◆ **Given data**:
--- START ---

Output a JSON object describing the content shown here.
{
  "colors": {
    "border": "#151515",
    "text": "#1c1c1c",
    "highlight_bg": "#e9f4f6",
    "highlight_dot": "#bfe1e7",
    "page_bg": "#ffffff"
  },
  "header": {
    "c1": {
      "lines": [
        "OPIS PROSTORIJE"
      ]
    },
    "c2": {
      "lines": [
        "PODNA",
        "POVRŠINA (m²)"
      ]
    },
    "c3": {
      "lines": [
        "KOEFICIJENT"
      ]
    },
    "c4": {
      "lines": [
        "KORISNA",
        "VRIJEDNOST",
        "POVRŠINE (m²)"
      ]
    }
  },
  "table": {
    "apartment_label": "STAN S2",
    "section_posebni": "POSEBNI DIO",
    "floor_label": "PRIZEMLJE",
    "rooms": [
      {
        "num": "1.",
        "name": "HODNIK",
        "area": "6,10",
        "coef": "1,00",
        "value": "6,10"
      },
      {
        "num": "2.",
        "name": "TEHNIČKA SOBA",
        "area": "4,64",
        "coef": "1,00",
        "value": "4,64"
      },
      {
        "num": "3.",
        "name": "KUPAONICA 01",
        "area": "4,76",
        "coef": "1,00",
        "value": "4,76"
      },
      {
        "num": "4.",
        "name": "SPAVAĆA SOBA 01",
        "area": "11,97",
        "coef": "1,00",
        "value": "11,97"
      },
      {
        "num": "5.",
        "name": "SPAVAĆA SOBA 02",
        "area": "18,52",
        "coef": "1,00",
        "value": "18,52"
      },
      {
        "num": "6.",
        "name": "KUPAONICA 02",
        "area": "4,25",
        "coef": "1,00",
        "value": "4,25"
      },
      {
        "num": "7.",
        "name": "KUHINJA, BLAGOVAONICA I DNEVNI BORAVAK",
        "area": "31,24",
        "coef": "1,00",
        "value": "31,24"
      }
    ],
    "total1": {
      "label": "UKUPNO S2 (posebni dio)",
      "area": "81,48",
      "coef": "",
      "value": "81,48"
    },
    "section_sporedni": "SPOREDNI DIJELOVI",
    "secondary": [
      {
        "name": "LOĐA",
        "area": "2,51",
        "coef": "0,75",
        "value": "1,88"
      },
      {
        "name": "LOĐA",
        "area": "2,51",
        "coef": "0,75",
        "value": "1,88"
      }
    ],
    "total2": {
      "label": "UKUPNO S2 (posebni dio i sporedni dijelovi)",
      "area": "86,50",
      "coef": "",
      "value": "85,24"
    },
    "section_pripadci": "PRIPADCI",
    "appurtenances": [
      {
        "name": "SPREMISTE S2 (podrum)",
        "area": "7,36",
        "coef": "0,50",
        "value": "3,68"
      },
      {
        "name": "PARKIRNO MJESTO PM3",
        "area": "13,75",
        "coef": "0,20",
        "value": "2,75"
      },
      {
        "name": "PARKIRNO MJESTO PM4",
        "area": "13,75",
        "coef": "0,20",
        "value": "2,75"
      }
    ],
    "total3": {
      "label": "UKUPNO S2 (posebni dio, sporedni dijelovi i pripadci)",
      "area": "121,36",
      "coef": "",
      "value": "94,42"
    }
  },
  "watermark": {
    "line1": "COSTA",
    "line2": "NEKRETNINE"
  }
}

--- END ---

◆ **Goal**: Look through the entries above. Extract each line with the word "PARKIRNO".

◆ **Answer below**:
        "name": "PARKIRNO MJESTO PM3",
        "name": "PARKIRNO MJESTO PM4",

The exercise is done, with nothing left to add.